Directive: Copy the entries below exactly. Images do not belong in the copy.

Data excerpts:

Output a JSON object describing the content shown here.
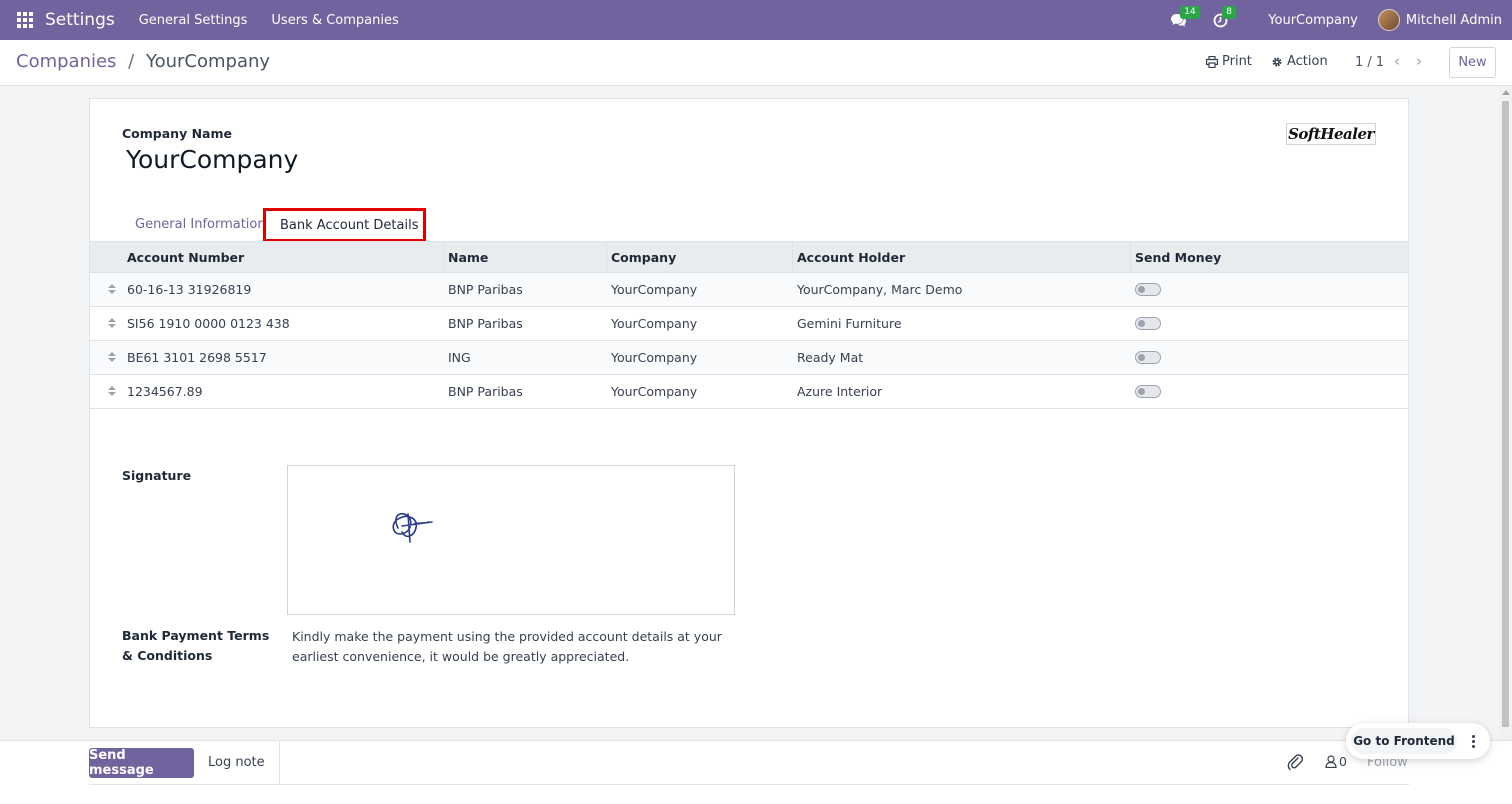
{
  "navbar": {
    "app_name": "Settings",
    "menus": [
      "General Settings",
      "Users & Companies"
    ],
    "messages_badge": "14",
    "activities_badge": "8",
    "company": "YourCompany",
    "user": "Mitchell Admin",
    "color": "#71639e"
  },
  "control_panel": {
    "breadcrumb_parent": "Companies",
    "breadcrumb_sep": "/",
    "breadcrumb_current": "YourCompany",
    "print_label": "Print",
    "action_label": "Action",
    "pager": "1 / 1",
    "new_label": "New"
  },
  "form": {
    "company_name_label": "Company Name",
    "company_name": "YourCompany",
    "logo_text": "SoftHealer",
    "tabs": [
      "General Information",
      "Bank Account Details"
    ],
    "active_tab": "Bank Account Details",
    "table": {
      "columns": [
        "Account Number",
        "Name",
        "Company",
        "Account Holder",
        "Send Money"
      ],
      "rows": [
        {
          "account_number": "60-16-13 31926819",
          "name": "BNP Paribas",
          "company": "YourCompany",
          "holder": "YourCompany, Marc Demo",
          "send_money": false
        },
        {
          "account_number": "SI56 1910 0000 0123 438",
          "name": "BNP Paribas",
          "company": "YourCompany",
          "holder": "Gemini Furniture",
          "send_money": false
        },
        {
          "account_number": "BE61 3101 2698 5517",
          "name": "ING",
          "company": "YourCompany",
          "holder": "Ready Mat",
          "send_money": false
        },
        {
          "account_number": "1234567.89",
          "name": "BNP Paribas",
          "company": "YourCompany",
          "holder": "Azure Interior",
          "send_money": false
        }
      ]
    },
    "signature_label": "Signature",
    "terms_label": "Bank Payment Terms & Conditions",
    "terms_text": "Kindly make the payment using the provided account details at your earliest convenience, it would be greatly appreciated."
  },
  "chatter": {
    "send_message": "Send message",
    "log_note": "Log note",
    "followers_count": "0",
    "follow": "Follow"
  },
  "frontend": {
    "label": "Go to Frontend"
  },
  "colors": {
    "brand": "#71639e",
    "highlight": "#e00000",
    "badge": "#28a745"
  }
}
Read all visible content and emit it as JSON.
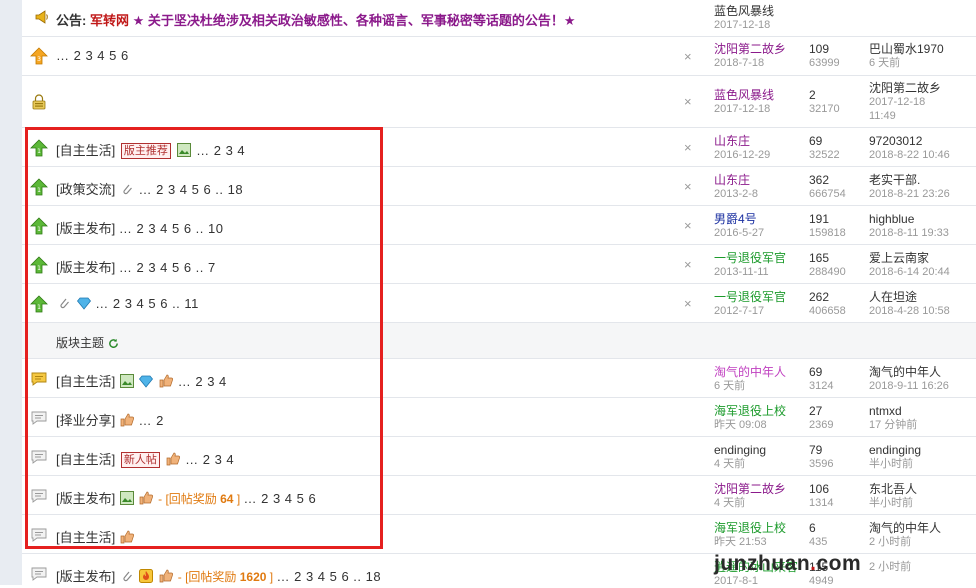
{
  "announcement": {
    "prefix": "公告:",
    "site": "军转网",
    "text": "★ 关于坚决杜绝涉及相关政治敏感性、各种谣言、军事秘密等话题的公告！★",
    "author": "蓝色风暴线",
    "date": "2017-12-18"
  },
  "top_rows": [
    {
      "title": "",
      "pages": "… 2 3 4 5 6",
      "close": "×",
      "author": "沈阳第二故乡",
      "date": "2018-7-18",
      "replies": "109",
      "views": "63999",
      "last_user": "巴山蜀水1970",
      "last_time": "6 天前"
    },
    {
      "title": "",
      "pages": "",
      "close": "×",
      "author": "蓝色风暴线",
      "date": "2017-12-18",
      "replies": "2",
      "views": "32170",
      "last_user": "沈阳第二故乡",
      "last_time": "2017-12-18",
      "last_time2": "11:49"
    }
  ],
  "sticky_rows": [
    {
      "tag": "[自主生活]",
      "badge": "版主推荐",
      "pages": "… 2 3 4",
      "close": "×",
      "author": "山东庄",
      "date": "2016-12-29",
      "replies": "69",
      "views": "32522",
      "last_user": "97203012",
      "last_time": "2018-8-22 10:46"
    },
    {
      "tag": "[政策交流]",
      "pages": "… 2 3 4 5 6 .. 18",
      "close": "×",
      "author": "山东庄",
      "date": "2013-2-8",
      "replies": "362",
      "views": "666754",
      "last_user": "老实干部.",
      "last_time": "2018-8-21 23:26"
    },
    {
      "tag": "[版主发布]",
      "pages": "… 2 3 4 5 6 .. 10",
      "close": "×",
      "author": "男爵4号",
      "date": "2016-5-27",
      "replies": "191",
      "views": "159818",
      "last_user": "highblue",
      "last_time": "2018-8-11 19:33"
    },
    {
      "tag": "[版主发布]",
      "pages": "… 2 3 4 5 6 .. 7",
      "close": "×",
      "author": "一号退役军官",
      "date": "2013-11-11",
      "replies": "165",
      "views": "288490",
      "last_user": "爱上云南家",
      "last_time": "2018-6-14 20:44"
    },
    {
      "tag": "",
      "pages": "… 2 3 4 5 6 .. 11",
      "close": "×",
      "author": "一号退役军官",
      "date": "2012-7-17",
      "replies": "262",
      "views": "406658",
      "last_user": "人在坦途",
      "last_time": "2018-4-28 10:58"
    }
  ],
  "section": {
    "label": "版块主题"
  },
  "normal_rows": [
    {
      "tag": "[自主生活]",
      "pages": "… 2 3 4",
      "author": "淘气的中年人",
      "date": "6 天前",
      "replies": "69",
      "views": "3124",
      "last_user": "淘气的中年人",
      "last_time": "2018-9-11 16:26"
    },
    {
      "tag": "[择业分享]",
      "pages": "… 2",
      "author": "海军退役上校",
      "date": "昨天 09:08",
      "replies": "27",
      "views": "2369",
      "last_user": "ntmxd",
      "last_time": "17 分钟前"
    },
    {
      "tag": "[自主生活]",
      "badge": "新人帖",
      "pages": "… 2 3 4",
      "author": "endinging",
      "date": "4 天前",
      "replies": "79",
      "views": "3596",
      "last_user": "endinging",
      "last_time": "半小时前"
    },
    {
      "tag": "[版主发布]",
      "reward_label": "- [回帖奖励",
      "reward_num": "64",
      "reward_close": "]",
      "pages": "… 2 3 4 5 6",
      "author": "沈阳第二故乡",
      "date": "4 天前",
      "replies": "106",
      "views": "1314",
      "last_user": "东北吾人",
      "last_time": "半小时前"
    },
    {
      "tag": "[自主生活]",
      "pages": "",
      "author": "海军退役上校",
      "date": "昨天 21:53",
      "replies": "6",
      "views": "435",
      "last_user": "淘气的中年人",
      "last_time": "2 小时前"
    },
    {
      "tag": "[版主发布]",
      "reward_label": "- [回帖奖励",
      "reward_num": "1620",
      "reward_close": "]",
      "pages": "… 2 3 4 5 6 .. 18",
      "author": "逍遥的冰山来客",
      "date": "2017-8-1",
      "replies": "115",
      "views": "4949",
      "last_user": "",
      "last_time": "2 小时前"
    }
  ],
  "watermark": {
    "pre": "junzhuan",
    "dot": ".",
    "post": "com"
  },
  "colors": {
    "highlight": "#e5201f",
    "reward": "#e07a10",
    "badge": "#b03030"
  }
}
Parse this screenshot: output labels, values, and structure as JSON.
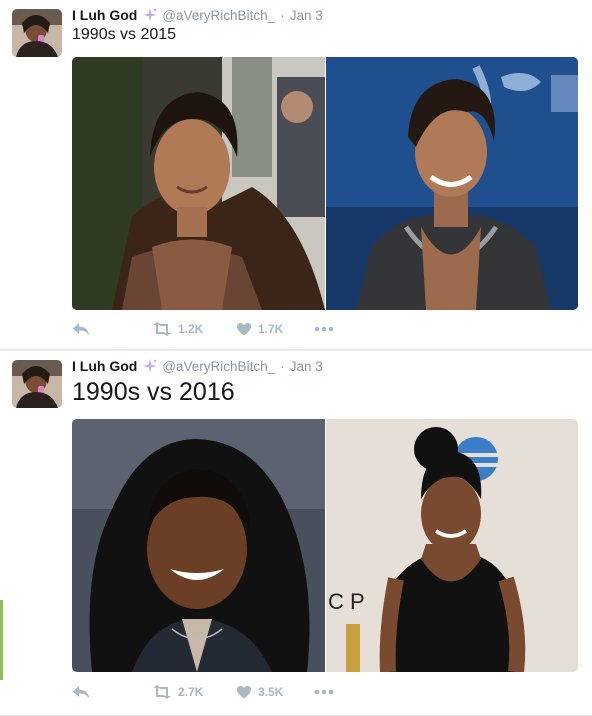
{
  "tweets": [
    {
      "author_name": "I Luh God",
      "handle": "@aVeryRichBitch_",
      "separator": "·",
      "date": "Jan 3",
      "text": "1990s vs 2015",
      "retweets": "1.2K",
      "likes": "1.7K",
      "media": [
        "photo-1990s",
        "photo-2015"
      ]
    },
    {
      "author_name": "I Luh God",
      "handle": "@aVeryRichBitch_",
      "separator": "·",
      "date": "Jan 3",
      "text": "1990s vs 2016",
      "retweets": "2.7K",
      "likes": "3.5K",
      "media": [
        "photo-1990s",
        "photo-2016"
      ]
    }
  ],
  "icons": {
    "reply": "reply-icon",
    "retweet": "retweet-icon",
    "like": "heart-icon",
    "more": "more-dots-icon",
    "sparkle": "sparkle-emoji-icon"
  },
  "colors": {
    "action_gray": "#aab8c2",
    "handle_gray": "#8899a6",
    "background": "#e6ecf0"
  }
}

Answer to this problem:
Output a JSON object describing the content shown here.
{
  "navbar": {
    "app_name": "Settings",
    "menus": [
      "General Settings",
      "Users & Companies"
    ],
    "messages_badge": "14",
    "activities_badge": "8",
    "company": "YourCompany",
    "user": "Mitchell Admin",
    "color": "#71639e"
  },
  "control_panel": {
    "breadcrumb_parent": "Companies",
    "breadcrumb_sep": "/",
    "breadcrumb_current": "YourCompany",
    "print_label": "Print",
    "action_label": "Action",
    "pager": "1 / 1",
    "new_label": "New"
  },
  "form": {
    "company_name_label": "Company Name",
    "company_name": "YourCompany",
    "logo_text": "SoftHealer",
    "tabs": [
      "General Information",
      "Bank Account Details"
    ],
    "active_tab": "Bank Account Details",
    "table": {
      "columns": [
        "Account Number",
        "Name",
        "Company",
        "Account Holder",
        "Send Money"
      ],
      "rows": [
        {
          "account_number": "60-16-13 31926819",
          "name": "BNP Paribas",
          "company": "YourCompany",
          "holder": "YourCompany, Marc Demo",
          "send_money": false
        },
        {
          "account_number": "SI56 1910 0000 0123 438",
          "name": "BNP Paribas",
          "company": "YourCompany",
          "holder": "Gemini Furniture",
          "send_money": false
        },
        {
          "account_number": "BE61 3101 2698 5517",
          "name": "ING",
          "company": "YourCompany",
          "holder": "Ready Mat",
          "send_money": false
        },
        {
          "account_number": "1234567.89",
          "name": "BNP Paribas",
          "company": "YourCompany",
          "holder": "Azure Interior",
          "send_money": false
        }
      ]
    },
    "signature_label": "Signature",
    "terms_label": "Bank Payment Terms & Conditions",
    "terms_text": "Kindly make the payment using the provided account details at your earliest convenience, it would be greatly appreciated."
  },
  "chatter": {
    "send_message": "Send message",
    "log_note": "Log note",
    "followers_count": "0",
    "follow": "Follow"
  },
  "frontend": {
    "label": "Go to Frontend"
  },
  "colors": {
    "brand": "#71639e",
    "highlight": "#e00000",
    "badge": "#28a745"
  }
}
Read all visible content and emit it as JSON.
{
  "announcement": {
    "prefix": "公告:",
    "site": "军转网",
    "text": "★ 关于坚决杜绝涉及相关政治敏感性、各种谣言、军事秘密等话题的公告！★",
    "author": "蓝色风暴线",
    "date": "2017-12-18"
  },
  "top_rows": [
    {
      "title": "",
      "pages": "… 2 3 4 5 6",
      "close": "×",
      "author": "沈阳第二故乡",
      "date": "2018-7-18",
      "replies": "109",
      "views": "63999",
      "last_user": "巴山蜀水1970",
      "last_time": "6 天前"
    },
    {
      "title": "",
      "pages": "",
      "close": "×",
      "author": "蓝色风暴线",
      "date": "2017-12-18",
      "replies": "2",
      "views": "32170",
      "last_user": "沈阳第二故乡",
      "last_time": "2017-12-18",
      "last_time2": "11:49"
    }
  ],
  "sticky_rows": [
    {
      "tag": "[自主生活]",
      "badge": "版主推荐",
      "pages": "… 2 3 4",
      "close": "×",
      "author": "山东庄",
      "date": "2016-12-29",
      "replies": "69",
      "views": "32522",
      "last_user": "97203012",
      "last_time": "2018-8-22 10:46"
    },
    {
      "tag": "[政策交流]",
      "pages": "… 2 3 4 5 6 .. 18",
      "close": "×",
      "author": "山东庄",
      "date": "2013-2-8",
      "replies": "362",
      "views": "666754",
      "last_user": "老实干部.",
      "last_time": "2018-8-21 23:26"
    },
    {
      "tag": "[版主发布]",
      "pages": "… 2 3 4 5 6 .. 10",
      "close": "×",
      "author": "男爵4号",
      "date": "2016-5-27",
      "replies": "191",
      "views": "159818",
      "last_user": "highblue",
      "last_time": "2018-8-11 19:33"
    },
    {
      "tag": "[版主发布]",
      "pages": "… 2 3 4 5 6 .. 7",
      "close": "×",
      "author": "一号退役军官",
      "date": "2013-11-11",
      "replies": "165",
      "views": "288490",
      "last_user": "爱上云南家",
      "last_time": "2018-6-14 20:44"
    },
    {
      "tag": "",
      "pages": "… 2 3 4 5 6 .. 11",
      "close": "×",
      "author": "一号退役军官",
      "date": "2012-7-17",
      "replies": "262",
      "views": "406658",
      "last_user": "人在坦途",
      "last_time": "2018-4-28 10:58"
    }
  ],
  "section": {
    "label": "版块主题"
  },
  "normal_rows": [
    {
      "tag": "[自主生活]",
      "pages": "… 2 3 4",
      "author": "淘气的中年人",
      "date": "6 天前",
      "replies": "69",
      "views": "3124",
      "last_user": "淘气的中年人",
      "last_time": "2018-9-11 16:26"
    },
    {
      "tag": "[择业分享]",
      "pages": "… 2",
      "author": "海军退役上校",
      "date": "昨天 09:08",
      "replies": "27",
      "views": "2369",
      "last_user": "ntmxd",
      "last_time": "17 分钟前"
    },
    {
      "tag": "[自主生活]",
      "badge": "新人帖",
      "pages": "… 2 3 4",
      "author": "endinging",
      "date": "4 天前",
      "replies": "79",
      "views": "3596",
      "last_user": "endinging",
      "last_time": "半小时前"
    },
    {
      "tag": "[版主发布]",
      "reward_label": "- [回帖奖励",
      "reward_num": "64",
      "reward_close": "]",
      "pages": "… 2 3 4 5 6",
      "author": "沈阳第二故乡",
      "date": "4 天前",
      "replies": "106",
      "views": "1314",
      "last_user": "东北吾人",
      "last_time": "半小时前"
    },
    {
      "tag": "[自主生活]",
      "pages": "",
      "author": "海军退役上校",
      "date": "昨天 21:53",
      "replies": "6",
      "views": "435",
      "last_user": "淘气的中年人",
      "last_time": "2 小时前"
    },
    {
      "tag": "[版主发布]",
      "reward_label": "- [回帖奖励",
      "reward_num": "1620",
      "reward_close": "]",
      "pages": "… 2 3 4 5 6 .. 18",
      "author": "逍遥的冰山来客",
      "date": "2017-8-1",
      "replies": "115",
      "views": "4949",
      "last_user": "",
      "last_time": "2 小时前"
    }
  ],
  "watermark": {
    "pre": "junzhuan",
    "dot": ".",
    "post": "com"
  },
  "colors": {
    "highlight": "#e5201f",
    "reward": "#e07a10",
    "badge": "#b03030"
  }
}
Parse this screenshot: output labels, values, and structure as JSON.
{
  "tweets": [
    {
      "author_name": "I Luh God",
      "handle": "@aVeryRichBitch_",
      "separator": "·",
      "date": "Jan 3",
      "text": "1990s vs 2015",
      "retweets": "1.2K",
      "likes": "1.7K",
      "media": [
        "photo-1990s",
        "photo-2015"
      ]
    },
    {
      "author_name": "I Luh God",
      "handle": "@aVeryRichBitch_",
      "separator": "·",
      "date": "Jan 3",
      "text": "1990s vs 2016",
      "retweets": "2.7K",
      "likes": "3.5K",
      "media": [
        "photo-1990s",
        "photo-2016"
      ]
    }
  ],
  "icons": {
    "reply": "reply-icon",
    "retweet": "retweet-icon",
    "like": "heart-icon",
    "more": "more-dots-icon",
    "sparkle": "sparkle-emoji-icon"
  },
  "colors": {
    "action_gray": "#aab8c2",
    "handle_gray": "#8899a6",
    "background": "#e6ecf0"
  }
}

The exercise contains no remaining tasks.